- **THE PROBLEM**
Among the entries, which lines carry the string "taxa"? Copy each of them.

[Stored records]
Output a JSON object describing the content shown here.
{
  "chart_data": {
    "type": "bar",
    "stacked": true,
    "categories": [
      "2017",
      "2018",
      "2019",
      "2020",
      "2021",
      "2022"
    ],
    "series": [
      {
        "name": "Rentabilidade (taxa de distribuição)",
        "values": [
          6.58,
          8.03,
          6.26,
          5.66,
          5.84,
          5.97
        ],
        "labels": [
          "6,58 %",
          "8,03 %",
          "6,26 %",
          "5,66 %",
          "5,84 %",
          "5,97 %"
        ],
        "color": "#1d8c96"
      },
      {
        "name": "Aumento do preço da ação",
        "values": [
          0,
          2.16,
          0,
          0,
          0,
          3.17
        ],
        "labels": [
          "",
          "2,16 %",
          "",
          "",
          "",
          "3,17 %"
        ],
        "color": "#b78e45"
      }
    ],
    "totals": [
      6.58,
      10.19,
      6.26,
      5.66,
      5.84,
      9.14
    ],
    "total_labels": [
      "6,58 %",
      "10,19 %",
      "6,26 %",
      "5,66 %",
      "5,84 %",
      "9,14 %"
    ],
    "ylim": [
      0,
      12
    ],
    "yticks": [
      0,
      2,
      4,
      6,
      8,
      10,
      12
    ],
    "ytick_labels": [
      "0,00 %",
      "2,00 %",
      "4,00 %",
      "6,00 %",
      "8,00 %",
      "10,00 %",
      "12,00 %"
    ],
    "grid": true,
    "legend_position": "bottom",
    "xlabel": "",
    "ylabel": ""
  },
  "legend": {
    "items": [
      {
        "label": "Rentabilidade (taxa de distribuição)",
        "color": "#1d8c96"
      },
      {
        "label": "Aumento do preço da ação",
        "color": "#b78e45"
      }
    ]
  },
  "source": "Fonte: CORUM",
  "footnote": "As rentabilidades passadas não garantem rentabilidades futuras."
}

- **REPLY**
        "name": "Rentabilidade (taxa de distribuição)",
        "label": "Rentabilidade (taxa de distribuição)",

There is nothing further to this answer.